Start of RECORD EXCERPTS

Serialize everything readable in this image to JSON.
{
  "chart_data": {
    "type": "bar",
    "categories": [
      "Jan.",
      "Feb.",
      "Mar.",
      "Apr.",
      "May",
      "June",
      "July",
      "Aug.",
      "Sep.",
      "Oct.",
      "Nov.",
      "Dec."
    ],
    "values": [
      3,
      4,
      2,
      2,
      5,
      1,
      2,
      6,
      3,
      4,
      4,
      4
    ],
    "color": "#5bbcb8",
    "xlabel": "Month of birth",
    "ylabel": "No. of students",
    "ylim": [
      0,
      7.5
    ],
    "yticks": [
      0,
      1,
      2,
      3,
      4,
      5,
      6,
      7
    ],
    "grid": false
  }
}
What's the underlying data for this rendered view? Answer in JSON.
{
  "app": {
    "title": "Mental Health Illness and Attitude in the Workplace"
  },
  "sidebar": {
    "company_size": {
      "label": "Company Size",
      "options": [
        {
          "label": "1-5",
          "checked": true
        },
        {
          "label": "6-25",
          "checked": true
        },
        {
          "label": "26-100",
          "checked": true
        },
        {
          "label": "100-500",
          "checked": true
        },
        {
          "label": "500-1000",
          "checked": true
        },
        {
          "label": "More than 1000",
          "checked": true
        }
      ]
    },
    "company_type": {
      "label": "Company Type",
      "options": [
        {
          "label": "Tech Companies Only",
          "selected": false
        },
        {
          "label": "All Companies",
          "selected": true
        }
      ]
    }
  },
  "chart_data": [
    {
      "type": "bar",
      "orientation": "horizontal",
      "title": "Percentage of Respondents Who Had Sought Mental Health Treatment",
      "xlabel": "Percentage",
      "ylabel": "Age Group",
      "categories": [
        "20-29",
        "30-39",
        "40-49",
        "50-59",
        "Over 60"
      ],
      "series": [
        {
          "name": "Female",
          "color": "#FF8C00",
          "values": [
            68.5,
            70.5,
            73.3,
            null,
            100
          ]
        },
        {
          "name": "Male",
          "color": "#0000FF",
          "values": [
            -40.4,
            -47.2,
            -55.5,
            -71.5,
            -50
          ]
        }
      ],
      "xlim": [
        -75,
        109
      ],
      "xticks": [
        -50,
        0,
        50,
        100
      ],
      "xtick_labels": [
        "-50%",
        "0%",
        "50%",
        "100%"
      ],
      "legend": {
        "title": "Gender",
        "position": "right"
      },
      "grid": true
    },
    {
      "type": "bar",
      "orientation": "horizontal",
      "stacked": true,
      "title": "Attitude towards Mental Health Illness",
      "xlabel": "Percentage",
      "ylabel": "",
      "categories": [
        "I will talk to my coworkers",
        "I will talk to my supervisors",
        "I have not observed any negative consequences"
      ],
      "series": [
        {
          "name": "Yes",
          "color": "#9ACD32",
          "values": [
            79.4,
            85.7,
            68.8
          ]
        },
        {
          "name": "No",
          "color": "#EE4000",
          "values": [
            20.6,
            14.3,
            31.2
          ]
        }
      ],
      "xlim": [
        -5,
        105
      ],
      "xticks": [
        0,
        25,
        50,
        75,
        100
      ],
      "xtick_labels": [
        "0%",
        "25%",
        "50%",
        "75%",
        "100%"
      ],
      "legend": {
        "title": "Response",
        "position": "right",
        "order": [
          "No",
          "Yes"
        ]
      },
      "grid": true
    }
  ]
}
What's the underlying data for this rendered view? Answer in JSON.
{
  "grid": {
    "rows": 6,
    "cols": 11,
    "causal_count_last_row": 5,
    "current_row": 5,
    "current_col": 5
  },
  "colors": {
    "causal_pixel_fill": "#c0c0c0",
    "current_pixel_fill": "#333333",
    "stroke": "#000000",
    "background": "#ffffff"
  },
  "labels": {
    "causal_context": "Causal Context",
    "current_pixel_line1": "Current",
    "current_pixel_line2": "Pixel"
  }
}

End of RECORD EXCERPTS

## GOAL
Extract each line of the listing above, copying it word for word.

## FULL RESPONSE
Serialize everything readable in this image to JSON.
{
  "chart_data": {
    "type": "bar",
    "categories": [
      "Jan.",
      "Feb.",
      "Mar.",
      "Apr.",
      "May",
      "June",
      "July",
      "Aug.",
      "Sep.",
      "Oct.",
      "Nov.",
      "Dec."
    ],
    "values": [
      3,
      4,
      2,
      2,
      5,
      1,
      2,
      6,
      3,
      4,
      4,
      4
    ],
    "color": "#5bbcb8",
    "xlabel": "Month of birth",
    "ylabel": "No. of students",
    "ylim": [
      0,
      7.5
    ],
    "yticks": [
      0,
      1,
      2,
      3,
      4,
      5,
      6,
      7
    ],
    "grid": false
  }
}
What's the underlying data for this rendered view? Answer in JSON.
{
  "app": {
    "title": "Mental Health Illness and Attitude in the Workplace"
  },
  "sidebar": {
    "company_size": {
      "label": "Company Size",
      "options": [
        {
          "label": "1-5",
          "checked": true
        },
        {
          "label": "6-25",
          "checked": true
        },
        {
          "label": "26-100",
          "checked": true
        },
        {
          "label": "100-500",
          "checked": true
        },
        {
          "label": "500-1000",
          "checked": true
        },
        {
          "label": "More than 1000",
          "checked": true
        }
      ]
    },
    "company_type": {
      "label": "Company Type",
      "options": [
        {
          "label": "Tech Companies Only",
          "selected": false
        },
        {
          "label": "All Companies",
          "selected": true
        }
      ]
    }
  },
  "chart_data": [
    {
      "type": "bar",
      "orientation": "horizontal",
      "title": "Percentage of Respondents Who Had Sought Mental Health Treatment",
      "xlabel": "Percentage",
      "ylabel": "Age Group",
      "categories": [
        "20-29",
        "30-39",
        "40-49",
        "50-59",
        "Over 60"
      ],
      "series": [
        {
          "name": "Female",
          "color": "#FF8C00",
          "values": [
            68.5,
            70.5,
            73.3,
            null,
            100
          ]
        },
        {
          "name": "Male",
          "color": "#0000FF",
          "values": [
            -40.4,
            -47.2,
            -55.5,
            -71.5,
            -50
          ]
        }
      ],
      "xlim": [
        -75,
        109
      ],
      "xticks": [
        -50,
        0,
        50,
        100
      ],
      "xtick_labels": [
        "-50%",
        "0%",
        "50%",
        "100%"
      ],
      "legend": {
        "title": "Gender",
        "position": "right"
      },
      "grid": true
    },
    {
      "type": "bar",
      "orientation": "horizontal",
      "stacked": true,
      "title": "Attitude towards Mental Health Illness",
      "xlabel": "Percentage",
      "ylabel": "",
      "categories": [
        "I will talk to my coworkers",
        "I will talk to my supervisors",
        "I have not observed any negative consequences"
      ],
      "series": [
        {
          "name": "Yes",
          "color": "#9ACD32",
          "values": [
            79.4,
            85.7,
            68.8
          ]
        },
        {
          "name": "No",
          "color": "#EE4000",
          "values": [
            20.6,
            14.3,
            31.2
          ]
        }
      ],
      "xlim": [
        -5,
        105
      ],
      "xticks": [
        0,
        25,
        50,
        75,
        100
      ],
      "xtick_labels": [
        "0%",
        "25%",
        "50%",
        "75%",
        "100%"
      ],
      "legend": {
        "title": "Response",
        "position": "right",
        "order": [
          "No",
          "Yes"
        ]
      },
      "grid": true
    }
  ]
}
What's the underlying data for this rendered view? Answer in JSON.
{
  "grid": {
    "rows": 6,
    "cols": 11,
    "causal_count_last_row": 5,
    "current_row": 5,
    "current_col": 5
  },
  "colors": {
    "causal_pixel_fill": "#c0c0c0",
    "current_pixel_fill": "#333333",
    "stroke": "#000000",
    "background": "#ffffff"
  },
  "labels": {
    "causal_context": "Causal Context",
    "current_pixel_line1": "Current",
    "current_pixel_line2": "Pixel"
  }
}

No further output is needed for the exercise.